### Instructions to follow
Tally the lines in the listing below that contain "Register" and report the tally alone.

(Dataset excerpt)
----------------------------------------

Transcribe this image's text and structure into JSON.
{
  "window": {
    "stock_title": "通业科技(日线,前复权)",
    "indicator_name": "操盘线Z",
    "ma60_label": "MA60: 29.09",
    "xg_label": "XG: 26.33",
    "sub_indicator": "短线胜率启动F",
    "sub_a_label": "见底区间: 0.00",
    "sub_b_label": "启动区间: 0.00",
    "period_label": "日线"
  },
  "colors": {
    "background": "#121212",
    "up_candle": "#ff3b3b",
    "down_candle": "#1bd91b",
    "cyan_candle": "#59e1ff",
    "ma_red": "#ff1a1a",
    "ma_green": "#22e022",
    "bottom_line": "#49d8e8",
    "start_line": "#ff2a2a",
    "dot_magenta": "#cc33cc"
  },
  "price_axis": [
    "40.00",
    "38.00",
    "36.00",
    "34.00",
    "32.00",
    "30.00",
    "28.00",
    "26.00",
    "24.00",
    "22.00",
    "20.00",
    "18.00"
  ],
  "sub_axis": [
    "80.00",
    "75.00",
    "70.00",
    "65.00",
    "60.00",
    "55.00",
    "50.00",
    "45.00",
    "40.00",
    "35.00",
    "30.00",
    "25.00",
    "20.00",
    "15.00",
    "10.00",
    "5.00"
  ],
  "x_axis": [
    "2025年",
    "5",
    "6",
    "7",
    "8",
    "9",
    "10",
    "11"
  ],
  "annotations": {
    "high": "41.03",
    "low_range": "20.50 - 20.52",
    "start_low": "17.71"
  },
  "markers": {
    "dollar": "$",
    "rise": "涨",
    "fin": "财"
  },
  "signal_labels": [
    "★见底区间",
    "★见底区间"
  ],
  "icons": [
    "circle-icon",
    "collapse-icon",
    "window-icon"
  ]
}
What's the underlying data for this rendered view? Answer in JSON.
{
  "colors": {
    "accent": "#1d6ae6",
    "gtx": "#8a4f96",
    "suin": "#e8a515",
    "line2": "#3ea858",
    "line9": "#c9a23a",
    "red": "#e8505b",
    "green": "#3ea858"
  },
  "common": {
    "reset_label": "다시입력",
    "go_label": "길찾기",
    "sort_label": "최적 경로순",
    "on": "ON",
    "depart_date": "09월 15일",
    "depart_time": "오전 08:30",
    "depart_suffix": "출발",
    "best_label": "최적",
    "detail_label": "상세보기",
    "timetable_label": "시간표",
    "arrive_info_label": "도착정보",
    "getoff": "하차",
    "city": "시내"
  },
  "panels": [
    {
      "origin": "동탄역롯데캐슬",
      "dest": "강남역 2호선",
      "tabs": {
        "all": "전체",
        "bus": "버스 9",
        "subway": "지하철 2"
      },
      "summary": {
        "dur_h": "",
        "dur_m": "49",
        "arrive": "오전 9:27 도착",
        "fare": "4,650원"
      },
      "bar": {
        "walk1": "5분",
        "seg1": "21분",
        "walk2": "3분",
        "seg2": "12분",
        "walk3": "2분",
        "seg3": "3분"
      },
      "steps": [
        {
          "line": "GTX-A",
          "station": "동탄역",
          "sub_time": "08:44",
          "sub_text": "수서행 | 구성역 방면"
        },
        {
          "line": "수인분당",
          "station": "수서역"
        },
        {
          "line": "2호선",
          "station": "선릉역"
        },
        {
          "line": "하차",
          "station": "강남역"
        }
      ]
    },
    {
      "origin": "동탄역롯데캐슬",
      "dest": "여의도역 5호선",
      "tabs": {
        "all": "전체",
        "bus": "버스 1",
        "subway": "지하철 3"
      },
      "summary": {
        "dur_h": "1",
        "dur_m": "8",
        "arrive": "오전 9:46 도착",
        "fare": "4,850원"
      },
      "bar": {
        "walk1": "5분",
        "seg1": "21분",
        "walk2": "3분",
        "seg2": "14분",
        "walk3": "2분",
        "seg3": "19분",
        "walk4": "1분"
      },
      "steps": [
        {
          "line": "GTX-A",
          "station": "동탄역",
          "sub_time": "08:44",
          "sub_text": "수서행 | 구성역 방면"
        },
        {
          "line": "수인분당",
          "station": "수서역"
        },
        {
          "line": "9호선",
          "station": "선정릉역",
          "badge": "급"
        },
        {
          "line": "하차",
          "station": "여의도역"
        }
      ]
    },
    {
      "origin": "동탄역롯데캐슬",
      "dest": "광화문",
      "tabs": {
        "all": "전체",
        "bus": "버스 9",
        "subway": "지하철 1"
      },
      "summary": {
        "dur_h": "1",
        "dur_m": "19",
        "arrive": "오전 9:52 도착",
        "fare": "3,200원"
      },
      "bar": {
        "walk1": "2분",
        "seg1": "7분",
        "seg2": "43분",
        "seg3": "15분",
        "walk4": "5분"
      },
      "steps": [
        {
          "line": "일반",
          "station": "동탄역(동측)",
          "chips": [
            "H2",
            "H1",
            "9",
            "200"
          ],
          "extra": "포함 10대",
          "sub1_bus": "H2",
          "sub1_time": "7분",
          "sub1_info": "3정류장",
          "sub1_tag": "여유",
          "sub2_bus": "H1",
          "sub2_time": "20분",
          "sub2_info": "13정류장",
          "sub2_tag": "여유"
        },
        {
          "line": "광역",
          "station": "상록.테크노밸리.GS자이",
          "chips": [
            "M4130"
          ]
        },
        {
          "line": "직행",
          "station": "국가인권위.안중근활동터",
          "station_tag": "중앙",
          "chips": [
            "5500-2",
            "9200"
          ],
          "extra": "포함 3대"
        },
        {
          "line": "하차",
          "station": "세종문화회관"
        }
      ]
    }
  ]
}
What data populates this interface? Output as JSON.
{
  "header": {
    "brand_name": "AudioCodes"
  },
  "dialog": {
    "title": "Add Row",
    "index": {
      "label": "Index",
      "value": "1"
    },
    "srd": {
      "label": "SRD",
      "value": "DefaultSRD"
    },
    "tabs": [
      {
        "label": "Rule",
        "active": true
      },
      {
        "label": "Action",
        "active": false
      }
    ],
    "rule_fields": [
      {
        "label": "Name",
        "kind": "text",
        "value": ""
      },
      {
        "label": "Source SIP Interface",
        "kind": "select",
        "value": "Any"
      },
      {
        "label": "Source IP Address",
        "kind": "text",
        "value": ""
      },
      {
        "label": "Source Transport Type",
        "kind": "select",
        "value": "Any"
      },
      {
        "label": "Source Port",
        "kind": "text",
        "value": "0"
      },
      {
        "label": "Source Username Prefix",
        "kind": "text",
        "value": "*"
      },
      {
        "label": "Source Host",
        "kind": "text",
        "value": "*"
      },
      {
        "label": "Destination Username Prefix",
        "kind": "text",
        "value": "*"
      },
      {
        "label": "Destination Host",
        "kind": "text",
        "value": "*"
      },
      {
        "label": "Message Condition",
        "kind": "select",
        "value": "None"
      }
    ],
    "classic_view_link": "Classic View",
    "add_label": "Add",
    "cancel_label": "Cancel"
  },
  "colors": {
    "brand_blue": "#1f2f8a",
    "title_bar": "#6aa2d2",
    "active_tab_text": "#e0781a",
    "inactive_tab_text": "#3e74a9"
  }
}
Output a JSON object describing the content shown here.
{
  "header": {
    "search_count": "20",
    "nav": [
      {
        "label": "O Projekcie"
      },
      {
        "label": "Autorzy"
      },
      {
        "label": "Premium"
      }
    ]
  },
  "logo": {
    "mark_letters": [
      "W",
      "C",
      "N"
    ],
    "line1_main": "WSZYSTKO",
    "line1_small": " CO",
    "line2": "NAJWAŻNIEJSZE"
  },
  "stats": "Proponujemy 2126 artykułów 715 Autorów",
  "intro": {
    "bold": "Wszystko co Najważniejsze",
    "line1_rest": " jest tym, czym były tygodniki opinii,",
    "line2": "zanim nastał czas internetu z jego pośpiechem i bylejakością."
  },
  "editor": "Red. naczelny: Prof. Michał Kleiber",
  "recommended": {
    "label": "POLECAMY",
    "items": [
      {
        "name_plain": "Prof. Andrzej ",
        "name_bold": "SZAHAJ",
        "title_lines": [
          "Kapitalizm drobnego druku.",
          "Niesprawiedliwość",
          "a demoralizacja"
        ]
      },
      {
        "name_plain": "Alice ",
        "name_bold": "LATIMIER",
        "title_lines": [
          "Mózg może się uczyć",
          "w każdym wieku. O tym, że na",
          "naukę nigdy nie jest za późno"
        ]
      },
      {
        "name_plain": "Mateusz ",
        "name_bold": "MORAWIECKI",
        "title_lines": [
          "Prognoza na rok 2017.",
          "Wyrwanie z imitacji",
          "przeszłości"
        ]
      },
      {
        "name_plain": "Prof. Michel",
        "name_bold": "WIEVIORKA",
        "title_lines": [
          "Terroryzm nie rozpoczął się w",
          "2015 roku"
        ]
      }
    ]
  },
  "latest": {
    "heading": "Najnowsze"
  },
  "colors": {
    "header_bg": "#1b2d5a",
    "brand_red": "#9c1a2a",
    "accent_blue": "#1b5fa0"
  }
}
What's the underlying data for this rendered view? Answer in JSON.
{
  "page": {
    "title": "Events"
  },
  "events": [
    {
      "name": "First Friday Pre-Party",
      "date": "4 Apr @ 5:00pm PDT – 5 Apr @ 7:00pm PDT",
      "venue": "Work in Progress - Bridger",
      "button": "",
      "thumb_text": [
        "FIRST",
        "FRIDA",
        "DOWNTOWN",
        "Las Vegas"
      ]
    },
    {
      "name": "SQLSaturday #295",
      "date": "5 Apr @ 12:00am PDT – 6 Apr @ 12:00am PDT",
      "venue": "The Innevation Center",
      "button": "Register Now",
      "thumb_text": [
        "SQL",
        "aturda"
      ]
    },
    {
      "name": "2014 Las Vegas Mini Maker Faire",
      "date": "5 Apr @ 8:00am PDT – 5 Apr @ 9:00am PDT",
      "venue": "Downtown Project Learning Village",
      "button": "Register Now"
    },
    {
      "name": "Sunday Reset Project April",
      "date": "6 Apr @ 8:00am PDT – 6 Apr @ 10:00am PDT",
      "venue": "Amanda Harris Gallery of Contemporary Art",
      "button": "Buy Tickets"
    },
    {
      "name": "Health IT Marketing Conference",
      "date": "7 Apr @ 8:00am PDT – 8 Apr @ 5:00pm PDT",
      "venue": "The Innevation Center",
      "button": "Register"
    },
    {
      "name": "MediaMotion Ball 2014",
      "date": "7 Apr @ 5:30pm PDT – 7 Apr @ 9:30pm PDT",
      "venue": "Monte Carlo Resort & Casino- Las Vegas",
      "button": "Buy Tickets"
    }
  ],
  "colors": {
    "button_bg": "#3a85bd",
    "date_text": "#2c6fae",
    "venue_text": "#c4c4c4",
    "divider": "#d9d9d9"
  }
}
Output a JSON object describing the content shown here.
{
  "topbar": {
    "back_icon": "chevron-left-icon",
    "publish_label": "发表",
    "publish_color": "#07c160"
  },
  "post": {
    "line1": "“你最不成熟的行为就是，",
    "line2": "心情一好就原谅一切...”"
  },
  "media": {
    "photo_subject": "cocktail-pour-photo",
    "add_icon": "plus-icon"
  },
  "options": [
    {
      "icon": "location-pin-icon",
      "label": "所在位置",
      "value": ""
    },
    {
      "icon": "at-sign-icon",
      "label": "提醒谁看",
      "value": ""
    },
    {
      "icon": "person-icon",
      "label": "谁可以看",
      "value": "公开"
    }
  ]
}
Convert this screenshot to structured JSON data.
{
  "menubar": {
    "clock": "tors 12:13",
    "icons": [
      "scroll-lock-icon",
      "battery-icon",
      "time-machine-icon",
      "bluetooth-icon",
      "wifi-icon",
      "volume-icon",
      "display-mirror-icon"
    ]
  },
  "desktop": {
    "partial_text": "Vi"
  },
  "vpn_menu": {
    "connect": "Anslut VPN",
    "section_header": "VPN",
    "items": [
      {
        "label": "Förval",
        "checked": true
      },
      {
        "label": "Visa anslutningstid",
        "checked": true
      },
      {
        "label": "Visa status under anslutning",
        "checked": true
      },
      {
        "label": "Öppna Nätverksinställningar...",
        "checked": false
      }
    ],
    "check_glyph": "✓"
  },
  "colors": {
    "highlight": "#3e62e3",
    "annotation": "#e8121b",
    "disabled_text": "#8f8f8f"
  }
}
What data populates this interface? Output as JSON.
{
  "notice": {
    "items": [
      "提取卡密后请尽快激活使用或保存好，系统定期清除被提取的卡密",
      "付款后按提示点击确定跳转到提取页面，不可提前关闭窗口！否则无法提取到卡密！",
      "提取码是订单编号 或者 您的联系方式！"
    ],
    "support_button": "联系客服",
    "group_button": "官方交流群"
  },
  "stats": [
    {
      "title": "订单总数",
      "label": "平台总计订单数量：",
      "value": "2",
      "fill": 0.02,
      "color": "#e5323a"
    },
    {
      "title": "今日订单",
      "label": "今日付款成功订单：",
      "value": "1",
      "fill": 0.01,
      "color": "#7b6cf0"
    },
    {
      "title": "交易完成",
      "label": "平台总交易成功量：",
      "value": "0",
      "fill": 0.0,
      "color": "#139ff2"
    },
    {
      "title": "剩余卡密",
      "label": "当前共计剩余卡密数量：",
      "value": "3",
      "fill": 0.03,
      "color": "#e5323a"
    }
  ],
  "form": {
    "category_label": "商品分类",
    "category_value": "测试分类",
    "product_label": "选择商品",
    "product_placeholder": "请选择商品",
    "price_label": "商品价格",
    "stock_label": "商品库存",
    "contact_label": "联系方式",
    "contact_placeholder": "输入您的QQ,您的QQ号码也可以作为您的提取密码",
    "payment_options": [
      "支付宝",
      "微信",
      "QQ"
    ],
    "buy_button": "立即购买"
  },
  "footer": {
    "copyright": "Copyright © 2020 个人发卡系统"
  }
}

----------------------------------------

### Exercise response
3